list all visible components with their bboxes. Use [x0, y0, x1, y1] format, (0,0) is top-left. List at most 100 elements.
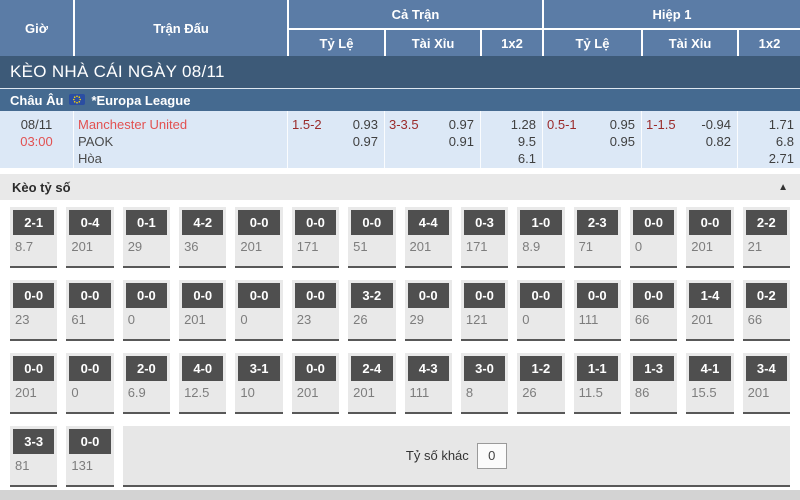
- ft-1x2-home[interactable]: 1.28: [511, 116, 536, 133]
- score-bet-cell[interactable]: 4-115.5: [686, 353, 733, 414]
- score-bet-cell[interactable]: 0-0171: [292, 207, 339, 268]
- score-bet-cell[interactable]: 3-226: [348, 280, 395, 341]
- score-bet-cell[interactable]: 0-4201: [66, 207, 113, 268]
- collapse-arrow-icon[interactable]: ▲: [778, 182, 788, 193]
- score-bet-cell[interactable]: 1-4201: [686, 280, 733, 341]
- ft-handicap-odds[interactable]: 1.5-2 0.93 0.97: [287, 111, 384, 168]
- score-bet-cell[interactable]: 3-08: [461, 353, 508, 414]
- other-score-label: Tỷ số khác: [406, 448, 469, 463]
- score-bet-cell[interactable]: 0-129: [123, 207, 170, 268]
- score-label: 4-1: [689, 356, 730, 381]
- other-score-value-box[interactable]: 0: [477, 443, 507, 469]
- odds-table-header: Giờ Trận Đấu Cả Trận Hiệp 1 Tỷ Lệ Tài Xỉ…: [0, 0, 800, 56]
- score-odds-value: 71: [574, 235, 621, 254]
- h1-1x2-home[interactable]: 1.71: [769, 116, 794, 133]
- column-group-full-time: Cả Trận: [287, 0, 542, 28]
- score-bet-cell[interactable]: 0-066: [630, 280, 677, 341]
- score-bet-cell[interactable]: 0-0201: [292, 353, 339, 414]
- h1-under-odds[interactable]: 0.82: [701, 133, 731, 150]
- ft-1x2-odds[interactable]: 1.28 9.5 6.1: [480, 111, 542, 168]
- score-bet-cell[interactable]: 2-221: [743, 207, 790, 268]
- score-label: 1-1: [577, 356, 618, 381]
- score-bet-cell[interactable]: 0-061: [66, 280, 113, 341]
- h1-1x2-odds[interactable]: 1.71 6.8 2.71: [737, 111, 800, 168]
- score-label: 0-4: [69, 210, 110, 235]
- h1-1x2-draw[interactable]: 6.8: [769, 133, 794, 150]
- h1-1x2-values: 1.71 6.8 2.71: [769, 116, 794, 168]
- h1-overunder-values: -0.94 0.82: [701, 116, 731, 168]
- score-label: 0-0: [13, 356, 54, 381]
- ft-overunder-odds[interactable]: 3-3.5 0.97 0.91: [384, 111, 480, 168]
- score-bet-cell[interactable]: 0-00: [630, 207, 677, 268]
- ft-handicap-under[interactable]: 0.97: [353, 133, 378, 150]
- score-bet-cell[interactable]: 0-00: [517, 280, 564, 341]
- score-bet-cell[interactable]: 0-3171: [461, 207, 508, 268]
- score-bet-cell[interactable]: 1-111.5: [574, 353, 621, 414]
- score-bet-cell[interactable]: 4-4201: [405, 207, 452, 268]
- h1-overunder-odds[interactable]: 1-1.5 -0.94 0.82: [641, 111, 737, 168]
- bottom-scrollbar-track[interactable]: [0, 490, 800, 500]
- score-bet-cell[interactable]: 1-226: [517, 353, 564, 414]
- score-bet-cell[interactable]: 0-0111: [574, 280, 621, 341]
- score-section-header[interactable]: Kèo tỷ số ▲: [0, 174, 800, 200]
- score-bet-cell[interactable]: 1-08.9: [517, 207, 564, 268]
- score-bet-cell[interactable]: 2-371: [574, 207, 621, 268]
- h1-overunder-line: 1-1.5: [646, 116, 676, 168]
- score-bet-cell[interactable]: 0-00: [235, 280, 282, 341]
- score-label: 0-3: [464, 210, 505, 235]
- score-bet-cell[interactable]: 3-381: [10, 426, 57, 487]
- score-bet-cell[interactable]: 0-0131: [66, 426, 113, 487]
- ft-1x2-draw[interactable]: 9.5: [511, 133, 536, 150]
- h1-handicap-under[interactable]: 0.95: [610, 133, 635, 150]
- score-bet-cell[interactable]: 3-110: [235, 353, 282, 414]
- score-label: 0-0: [13, 283, 54, 308]
- h1-handicap-odds[interactable]: 0.5-1 0.95 0.95: [542, 111, 641, 168]
- score-bet-cell[interactable]: 4-012.5: [179, 353, 226, 414]
- score-bet-cell[interactable]: 1-386: [630, 353, 677, 414]
- score-bet-cell[interactable]: 0-029: [405, 280, 452, 341]
- score-label: 0-0: [408, 283, 449, 308]
- column-header-ft-handicap: Tỷ Lệ: [287, 28, 384, 56]
- score-label: 2-3: [577, 210, 618, 235]
- score-odds-value: 29: [405, 308, 452, 327]
- score-label: 0-0: [689, 210, 730, 235]
- ft-handicap-over[interactable]: 0.93: [353, 116, 378, 133]
- score-bet-cell[interactable]: 0-266: [743, 280, 790, 341]
- score-bet-cell[interactable]: 2-18.7: [10, 207, 57, 268]
- score-bet-cell[interactable]: 0-051: [348, 207, 395, 268]
- score-odds-value: 66: [743, 308, 790, 327]
- score-bet-cell[interactable]: 0-00: [123, 280, 170, 341]
- league-row[interactable]: Châu Âu *Europa League: [0, 88, 800, 111]
- score-bet-cell[interactable]: 0-0201: [235, 207, 282, 268]
- score-label: 3-2: [351, 283, 392, 308]
- h1-over-odds[interactable]: -0.94: [701, 116, 731, 133]
- ft-1x2-away[interactable]: 6.1: [511, 150, 536, 167]
- ft-over-odds[interactable]: 0.97: [449, 116, 474, 133]
- draw-label: Hòa: [78, 150, 287, 167]
- h1-handicap-over[interactable]: 0.95: [610, 116, 635, 133]
- score-label: 4-2: [182, 210, 223, 235]
- home-team-link[interactable]: Manchester United: [78, 116, 287, 133]
- ft-overunder-line: 3-3.5: [389, 116, 419, 168]
- score-label: 0-0: [577, 283, 618, 308]
- score-bet-cell[interactable]: 0-023: [10, 280, 57, 341]
- score-bet-cell[interactable]: 0-0201: [179, 280, 226, 341]
- h1-1x2-away[interactable]: 2.71: [769, 150, 794, 167]
- score-bet-cell[interactable]: 0-00: [66, 353, 113, 414]
- score-odds-value: 201: [686, 235, 733, 254]
- score-bet-cell[interactable]: 0-0201: [10, 353, 57, 414]
- ft-under-odds[interactable]: 0.91: [449, 133, 474, 150]
- league-region: Châu Âu: [10, 93, 63, 108]
- score-bet-cell[interactable]: 0-0121: [461, 280, 508, 341]
- score-bet-cell[interactable]: 3-4201: [743, 353, 790, 414]
- column-header-h1-overunder: Tài Xỉu: [641, 28, 737, 56]
- away-team-link[interactable]: PAOK: [78, 133, 287, 150]
- score-label: 4-3: [408, 356, 449, 381]
- score-bet-cell[interactable]: 4-3111: [405, 353, 452, 414]
- score-odds-value: 201: [179, 308, 226, 327]
- score-bet-cell[interactable]: 4-236: [179, 207, 226, 268]
- score-bet-cell[interactable]: 2-4201: [348, 353, 395, 414]
- score-bet-cell[interactable]: 0-0201: [686, 207, 733, 268]
- score-bet-cell[interactable]: 0-023: [292, 280, 339, 341]
- score-bet-cell[interactable]: 2-06.9: [123, 353, 170, 414]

Problem to work on:
Please recast every line of the entries above as a JSON list of strings, one string per line, skipping blank lines and leaving the pictures out.

Reply:
[
  "list all visible components with their bboxes. Use [x0, y0, x1, y1] format, (0,0) is top-left. List at most 100 elements.",
  "- ft-1x2-home[interactable]: 1.28: [511, 116, 536, 133]",
  "- score-bet-cell[interactable]: 4-115.5: [686, 353, 733, 414]",
  "- score-bet-cell[interactable]: 0-0171: [292, 207, 339, 268]",
  "- score-bet-cell[interactable]: 3-226: [348, 280, 395, 341]",
  "- score-bet-cell[interactable]: 0-4201: [66, 207, 113, 268]",
  "- collapse-arrow-icon[interactable]: ▲: [778, 182, 788, 193]",
  "- score-bet-cell[interactable]: 1-4201: [686, 280, 733, 341]",
  "- ft-handicap-odds[interactable]: 1.5-2 0.93 0.97: [287, 111, 384, 168]",
  "- score-bet-cell[interactable]: 3-08: [461, 353, 508, 414]",
  "- other-score-label: Tỷ số khác: [406, 448, 469, 463]",
  "- score-bet-cell[interactable]: 0-129: [123, 207, 170, 268]",
  "- score-label: 4-1: [689, 356, 730, 381]",
  "- other-score-value-box[interactable]: 0: [477, 443, 507, 469]",
  "- odds-table-header: Giờ Trận Đấu Cả Trận Hiệp 1 Tỷ Lệ Tài Xỉ…: [0, 0, 800, 56]",
  "- score-odds-value: 71: [574, 235, 621, 254]",
  "- h1-1x2-home[interactable]: 1.71: [769, 116, 794, 133]",
  "- column-group-full-time: Cả Trận: [287, 0, 542, 28]",
  "- score-bet-cell[interactable]: 0-066: [630, 280, 677, 341]",
  "- score-bet-cell[interactable]: 0-0201: [292, 353, 339, 414]",
  "- h1-under-odds[interactable]: 0.82: [701, 133, 731, 150]",
  "- ft-1x2-odds[interactable]: 1.28 9.5 6.1: [480, 111, 542, 168]",
  "- score-bet-cell[interactable]: 2-221: [743, 207, 790, 268]",
  "- score-label: 1-1: [577, 356, 618, 381]",
  "- score-bet-cell[interactable]: 0-061: [66, 280, 113, 341]",
  "- h1-1x2-odds[interactable]: 1.71 6.8 2.71: [737, 111, 800, 168]",
  "- score-label: 0-4: [69, 210, 110, 235]",
  "- h1-1x2-draw[interactable]: 6.8: [769, 133, 794, 150]",
  "- h1-1x2-values: 1.71 6.8 2.71: [769, 116, 794, 168]",
  "- h1-overunder-values: -0.94 0.82: [701, 116, 731, 168]",
  "- score-label: 0-0: [13, 356, 54, 381]",
  "- ft-overunder-odds[interactable]: 3-3.5 0.97 0.91: [384, 111, 480, 168]",
  "- score-bet-cell[interactable]: 0-00: [630, 207, 677, 268]",
  "- ft-handicap-under[interactable]: 0.97: [353, 133, 378, 150]",
  "- score-bet-cell[interactable]: 0-00: [517, 280, 564, 341]",
  "- score-bet-cell[interactable]: 0-3171: [461, 207, 508, 268]",
  "- score-bet-cell[interactable]: 1-111.5: [574, 353, 621, 414]",
  "- score-bet-cell[interactable]: 4-4201: [405, 207, 452, 268]",
  "- h1-overunder-odds[interactable]: 1-1.5 -0.94 0.82: [641, 111, 737, 168]",
  "- bottom-scrollbar-track[interactable]: [0, 490, 800, 500]",
  "- score-bet-cell[interactable]: 1-226: [517, 353, 564, 414]",
  "- score-bet-cell[interactable]: 0-0111: [574, 280, 621, 341]",
  "- score-section-header[interactable]: Kèo tỷ số ▲: [0, 174, 800, 200]",
  "- score-bet-cell[interactable]: 1-08.9: [517, 207, 564, 268]",
  "- score-bet-cell[interactable]: 2-371: [574, 207, 621, 268]",
  "- h1-overunder-line: 1-1.5: [646, 116, 676, 168]",
  "- score-bet-cell[interactable]: 0-00: [235, 280, 282, 341]",
  "- score-label: 0-3: [464, 210, 505, 235]",
  "- score-bet-cell[interactable]: 3-381: [10, 426, 57, 487]",
  "- score-bet-cell[interactable]: 0-0131: [66, 426, 113, 487]",
  "- ft-1x2-draw[interactable]: 9.5: [511, 133, 536, 150]",
  "- h1-handicap-under[interactable]: 0.95: [610, 133, 635, 150]",
  "- score-bet-cell[interactable]: 3-110: [235, 353, 282, 414]",
  "- score-label: 0-0: [13, 283, 54, 308]",
  "- h1-handicap-odds[interactable]: 0.5-1 0.95 0.95: [542, 111, 641, 168]",
  "- score-bet-cell[interactable]: 4-012.5: [179, 353, 226, 414]",
  "- score-bet-cell[interactable]: 1-386: [630, 353, 677, 414]",
  "- score-bet-cell[interactable]: 0-029: [405, 280, 452, 341]",
  "- score-label: 0-0: [408, 283, 449, 308]",
  "- column-header-ft-handicap: Tỷ Lệ: [287, 28, 384, 56]",
  "- score-label: 2-3: [577, 210, 618, 235]",
  "- score-odds-value: 29: [405, 308, 452, 327]",
  "- score-label: 0-0: [689, 210, 730, 235]",
  "- ft-handicap-over[interactable]: 0.93: [353, 116, 378, 133]",
  "- score-bet-cell[interactable]: 0-266: [743, 280, 790, 341]",
  "- score-bet-cell[interactable]: 2-18.7: [10, 207, 57, 268]",
  "- score-bet-cell[interactable]: 0-051: [348, 207, 395, 268]",
  "- score-odds-value: 66: [743, 308, 790, 327]",
  "- score-bet-cell[interactable]: 0-00: [123, 280, 170, 341]",
  "- league-row[interactable]: Châu Âu *Europa League: [0, 88, 800, 111]",
  "- score-bet-cell[interactable]: 0-0201: [235, 207, 282, 268]",
  "- score-label: 3-2: [351, 283, 392, 308]",
  "- h1-over-odds[interactable]: -0.94: [701, 116, 731, 133]",
  "- ft-1x2-away[interactable]: 6.1: [511, 150, 536, 167]",
  "- ft-over-odds[interactable]: 0.97: [449, 116, 474, 133]",
  "- draw-label: Hòa: [78, 150, 287, 167]",
  "- h1-handicap-over[interactable]: 0.95: [610, 116, 635, 133]",
  "- score-label: 4-2: [182, 210, 223, 235]",
  "- home-team-link[interactable]: Manchester United: [78, 116, 287, 133]",
  "- ft-overunder-line: 3-3.5: [389, 116, 419, 168]",
  "- score-label: 0-0: [577, 283, 618, 308]",
  "- score-bet-cell[interactable]: 0-023: [10, 280, 57, 341]",
  "- score-bet-cell[interactable]: 0-0201: [179, 280, 226, 341]",
  "- h1-1x2-away[interactable]: 2.71: [769, 150, 794, 167]",
  "- score-bet-cell[interactable]: 0-00: [66, 353, 113, 414]",
  "- score-odds-value: 201: [686, 235, 733, 254]",
  "- score-bet-cell[interactable]: 0-0201: [10, 353, 57, 414]",
  "- ft-under-odds[interactable]: 0.91: [449, 133, 474, 150]",
  "- league-region: Châu Âu: [10, 93, 63, 108]",
  "- score-bet-cell[interactable]: 0-0121: [461, 280, 508, 341]",
  "- score-bet-cell[interactable]: 3-4201: [743, 353, 790, 414]",
  "- column-header-h1-overunder: Tài Xỉu: [641, 28, 737, 56]",
  "- away-team-link[interactable]: PAOK: [78, 133, 287, 150]",
  "- score-label: 4-3: [408, 356, 449, 381]",
  "- score-bet-cell[interactable]: 4-3111: [405, 353, 452, 414]",
  "- score-odds-value: 201: [179, 308, 226, 327]",
  "- score-bet-cell[interactable]: 4-236: [179, 207, 226, 268]",
  "- score-bet-cell[interactable]: 2-4201: [348, 353, 395, 414]",
  "- score-bet-cell[interactable]: 0-0201: [686, 207, 733, 268]",
  "- score-bet-cell[interactable]: 0-023: [292, 280, 339, 341]",
  "- score-bet-cell[interactable]: 2-06.9: [123, 353, 170, 414]"
]